Structured figure records:
--- START ---
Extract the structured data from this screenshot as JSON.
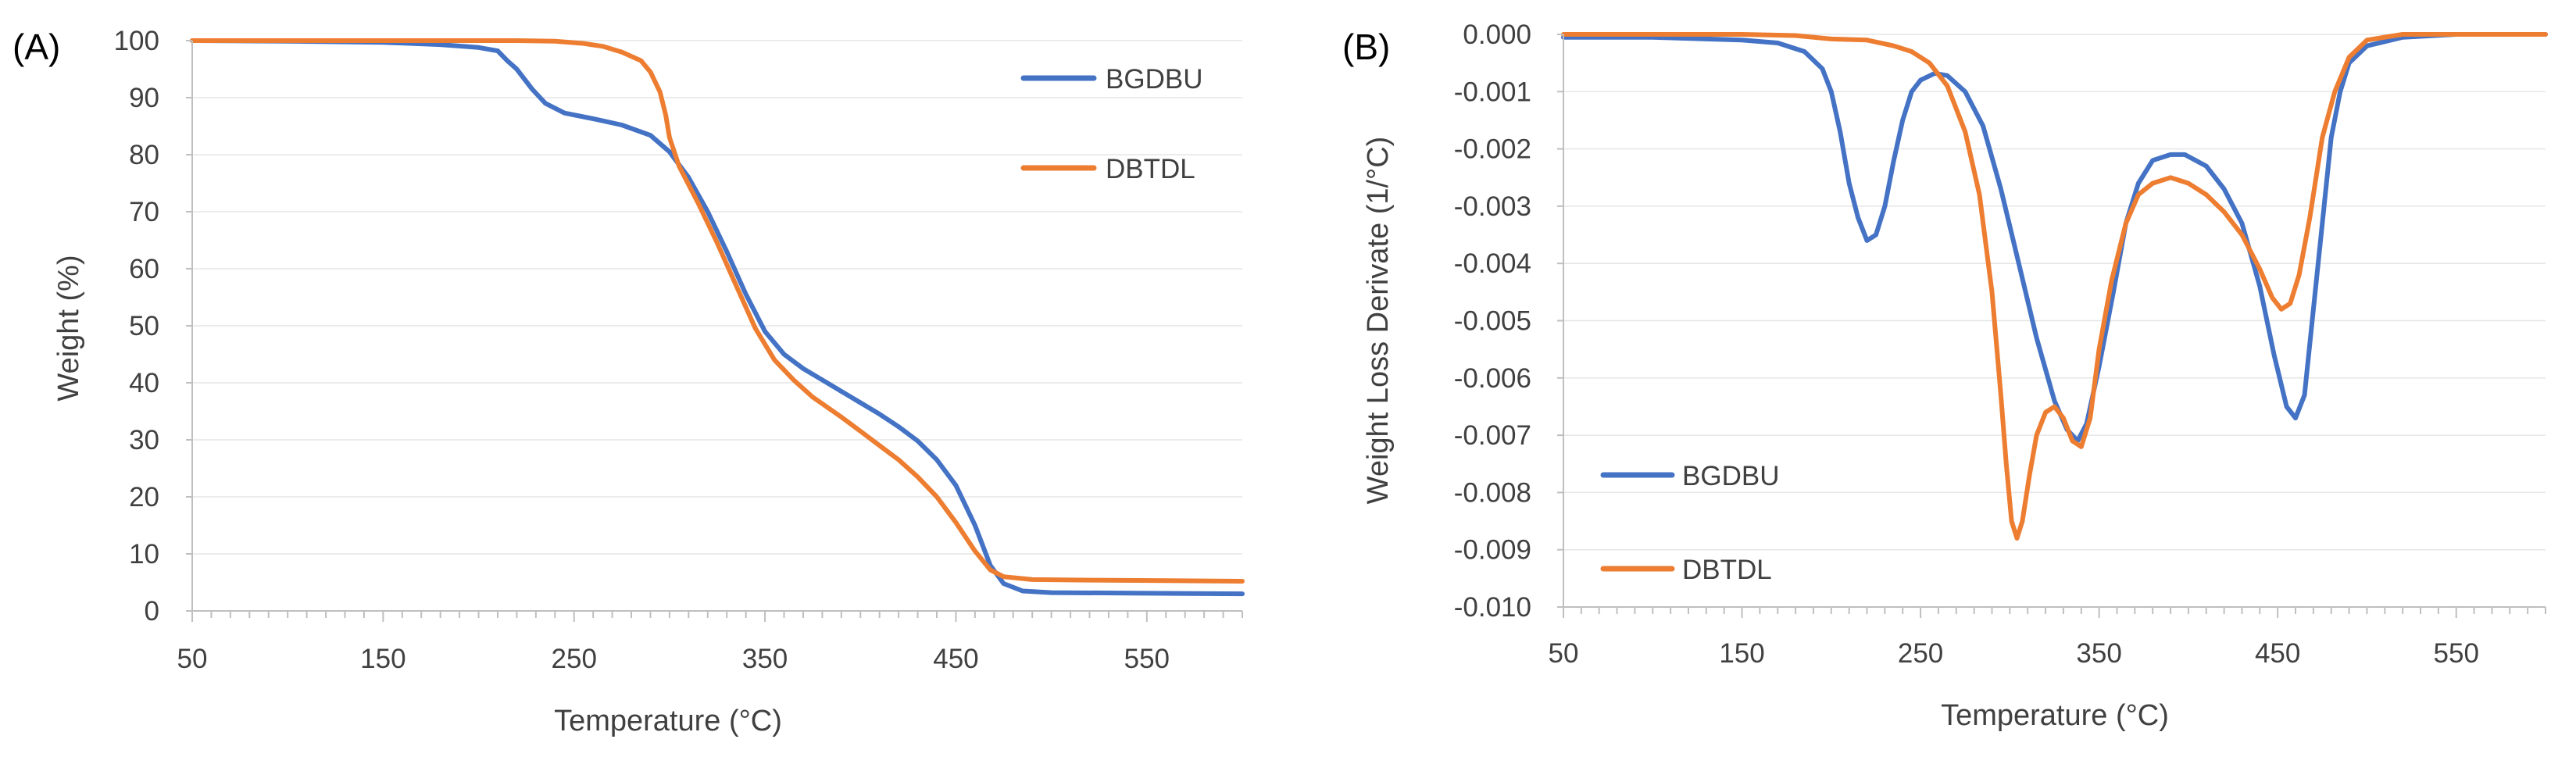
{
  "chart_data": [
    {
      "panel_label": "(A)",
      "type": "line",
      "xlabel": "Temperature (°C)",
      "ylabel": "Weight (%)",
      "xlim": [
        50,
        600
      ],
      "ylim": [
        0,
        100
      ],
      "xticks": [
        "50",
        "150",
        "250",
        "350",
        "450",
        "550"
      ],
      "yticks": [
        "0",
        "10",
        "20",
        "30",
        "40",
        "50",
        "60",
        "70",
        "80",
        "90",
        "100"
      ],
      "legend_position": "top-right",
      "series": [
        {
          "name": "BGDBU",
          "color": "#4472C4",
          "points": [
            [
              50,
              100
            ],
            [
              100,
              99.9
            ],
            [
              150,
              99.7
            ],
            [
              180,
              99.3
            ],
            [
              200,
              98.8
            ],
            [
              210,
              98.2
            ],
            [
              215,
              96.5
            ],
            [
              220,
              95
            ],
            [
              228,
              91.5
            ],
            [
              235,
              89
            ],
            [
              245,
              87.3
            ],
            [
              260,
              86.3
            ],
            [
              275,
              85.2
            ],
            [
              290,
              83.4
            ],
            [
              300,
              80.5
            ],
            [
              310,
              76
            ],
            [
              320,
              70
            ],
            [
              330,
              63
            ],
            [
              340,
              55.5
            ],
            [
              350,
              49
            ],
            [
              360,
              45
            ],
            [
              370,
              42.5
            ],
            [
              380,
              40.5
            ],
            [
              390,
              38.5
            ],
            [
              400,
              36.5
            ],
            [
              410,
              34.5
            ],
            [
              420,
              32.3
            ],
            [
              430,
              29.8
            ],
            [
              440,
              26.5
            ],
            [
              450,
              22
            ],
            [
              460,
              15
            ],
            [
              468,
              8
            ],
            [
              475,
              4.8
            ],
            [
              485,
              3.5
            ],
            [
              500,
              3.2
            ],
            [
              550,
              3.1
            ],
            [
              600,
              3
            ]
          ]
        },
        {
          "name": "DBTDL",
          "color": "#ED7D31",
          "points": [
            [
              50,
              100
            ],
            [
              150,
              100
            ],
            [
              220,
              100
            ],
            [
              240,
              99.9
            ],
            [
              255,
              99.5
            ],
            [
              265,
              99
            ],
            [
              275,
              98
            ],
            [
              285,
              96.5
            ],
            [
              290,
              94.5
            ],
            [
              295,
              91
            ],
            [
              298,
              87
            ],
            [
              300,
              83
            ],
            [
              305,
              78
            ],
            [
              315,
              71.5
            ],
            [
              325,
              64.5
            ],
            [
              335,
              57
            ],
            [
              345,
              49.5
            ],
            [
              355,
              44
            ],
            [
              365,
              40.5
            ],
            [
              375,
              37.5
            ],
            [
              390,
              34
            ],
            [
              400,
              31.5
            ],
            [
              410,
              29
            ],
            [
              420,
              26.5
            ],
            [
              430,
              23.5
            ],
            [
              440,
              20
            ],
            [
              450,
              15.5
            ],
            [
              460,
              10.5
            ],
            [
              468,
              7.2
            ],
            [
              475,
              6
            ],
            [
              490,
              5.5
            ],
            [
              520,
              5.4
            ],
            [
              560,
              5.3
            ],
            [
              600,
              5.2
            ]
          ]
        }
      ]
    },
    {
      "panel_label": "(B)",
      "type": "line",
      "xlabel": "Temperature (°C)",
      "ylabel": "Weight Loss Derivate (1/°C)",
      "xlim": [
        50,
        600
      ],
      "ylim": [
        -0.01,
        0.0
      ],
      "xticks": [
        "50",
        "150",
        "250",
        "350",
        "450",
        "550"
      ],
      "yticks": [
        "0.000",
        "-0.001",
        "-0.002",
        "-0.003",
        "-0.004",
        "-0.005",
        "-0.006",
        "-0.007",
        "-0.008",
        "-0.009",
        "-0.010"
      ],
      "legend_position": "bottom-left",
      "series": [
        {
          "name": "BGDBU",
          "color": "#4472C4",
          "points": [
            [
              50,
              -5e-05
            ],
            [
              100,
              -5e-05
            ],
            [
              150,
              -0.0001
            ],
            [
              170,
              -0.00015
            ],
            [
              185,
              -0.0003
            ],
            [
              195,
              -0.0006
            ],
            [
              200,
              -0.001
            ],
            [
              205,
              -0.0017
            ],
            [
              210,
              -0.0026
            ],
            [
              215,
              -0.0032
            ],
            [
              220,
              -0.0036
            ],
            [
              225,
              -0.0035
            ],
            [
              230,
              -0.003
            ],
            [
              235,
              -0.0022
            ],
            [
              240,
              -0.0015
            ],
            [
              245,
              -0.001
            ],
            [
              250,
              -0.0008
            ],
            [
              258,
              -0.00068
            ],
            [
              265,
              -0.00072
            ],
            [
              275,
              -0.001
            ],
            [
              285,
              -0.0016
            ],
            [
              295,
              -0.0027
            ],
            [
              305,
              -0.004
            ],
            [
              315,
              -0.0053
            ],
            [
              325,
              -0.0064
            ],
            [
              332,
              -0.0069
            ],
            [
              338,
              -0.0071
            ],
            [
              343,
              -0.0068
            ],
            [
              350,
              -0.0058
            ],
            [
              358,
              -0.0045
            ],
            [
              365,
              -0.0033
            ],
            [
              372,
              -0.0026
            ],
            [
              380,
              -0.0022
            ],
            [
              390,
              -0.0021
            ],
            [
              398,
              -0.0021
            ],
            [
              410,
              -0.0023
            ],
            [
              420,
              -0.0027
            ],
            [
              430,
              -0.0033
            ],
            [
              440,
              -0.0044
            ],
            [
              448,
              -0.0056
            ],
            [
              455,
              -0.0065
            ],
            [
              460,
              -0.0067
            ],
            [
              465,
              -0.0063
            ],
            [
              470,
              -0.0048
            ],
            [
              475,
              -0.0033
            ],
            [
              480,
              -0.0018
            ],
            [
              485,
              -0.001
            ],
            [
              490,
              -0.0005
            ],
            [
              500,
              -0.0002
            ],
            [
              520,
              -5e-05
            ],
            [
              550,
              0
            ],
            [
              600,
              0
            ]
          ]
        },
        {
          "name": "DBTDL",
          "color": "#ED7D31",
          "points": [
            [
              50,
              0
            ],
            [
              150,
              0
            ],
            [
              180,
              -2e-05
            ],
            [
              200,
              -8e-05
            ],
            [
              220,
              -0.0001
            ],
            [
              235,
              -0.0002
            ],
            [
              245,
              -0.0003
            ],
            [
              255,
              -0.0005
            ],
            [
              265,
              -0.0009
            ],
            [
              275,
              -0.0017
            ],
            [
              283,
              -0.0028
            ],
            [
              290,
              -0.0045
            ],
            [
              295,
              -0.0063
            ],
            [
              298,
              -0.0075
            ],
            [
              301,
              -0.0085
            ],
            [
              304,
              -0.0088
            ],
            [
              307,
              -0.0085
            ],
            [
              311,
              -0.0077
            ],
            [
              315,
              -0.007
            ],
            [
              320,
              -0.0066
            ],
            [
              325,
              -0.0065
            ],
            [
              330,
              -0.0067
            ],
            [
              335,
              -0.0071
            ],
            [
              340,
              -0.0072
            ],
            [
              345,
              -0.0067
            ],
            [
              350,
              -0.0055
            ],
            [
              357,
              -0.0043
            ],
            [
              365,
              -0.0033
            ],
            [
              372,
              -0.0028
            ],
            [
              380,
              -0.0026
            ],
            [
              390,
              -0.0025
            ],
            [
              400,
              -0.0026
            ],
            [
              410,
              -0.0028
            ],
            [
              420,
              -0.0031
            ],
            [
              430,
              -0.0035
            ],
            [
              440,
              -0.0041
            ],
            [
              447,
              -0.0046
            ],
            [
              452,
              -0.0048
            ],
            [
              457,
              -0.0047
            ],
            [
              462,
              -0.0042
            ],
            [
              468,
              -0.0032
            ],
            [
              475,
              -0.0018
            ],
            [
              482,
              -0.001
            ],
            [
              490,
              -0.0004
            ],
            [
              500,
              -0.0001
            ],
            [
              520,
              0
            ],
            [
              600,
              0
            ]
          ]
        }
      ]
    }
  ]
}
--- END ---
Check each line above for the word "Weight" and copy the ones that have it.

Right answer:
      "ylabel": "Weight (%)",
      "ylabel": "Weight Loss Derivate (1/°C)",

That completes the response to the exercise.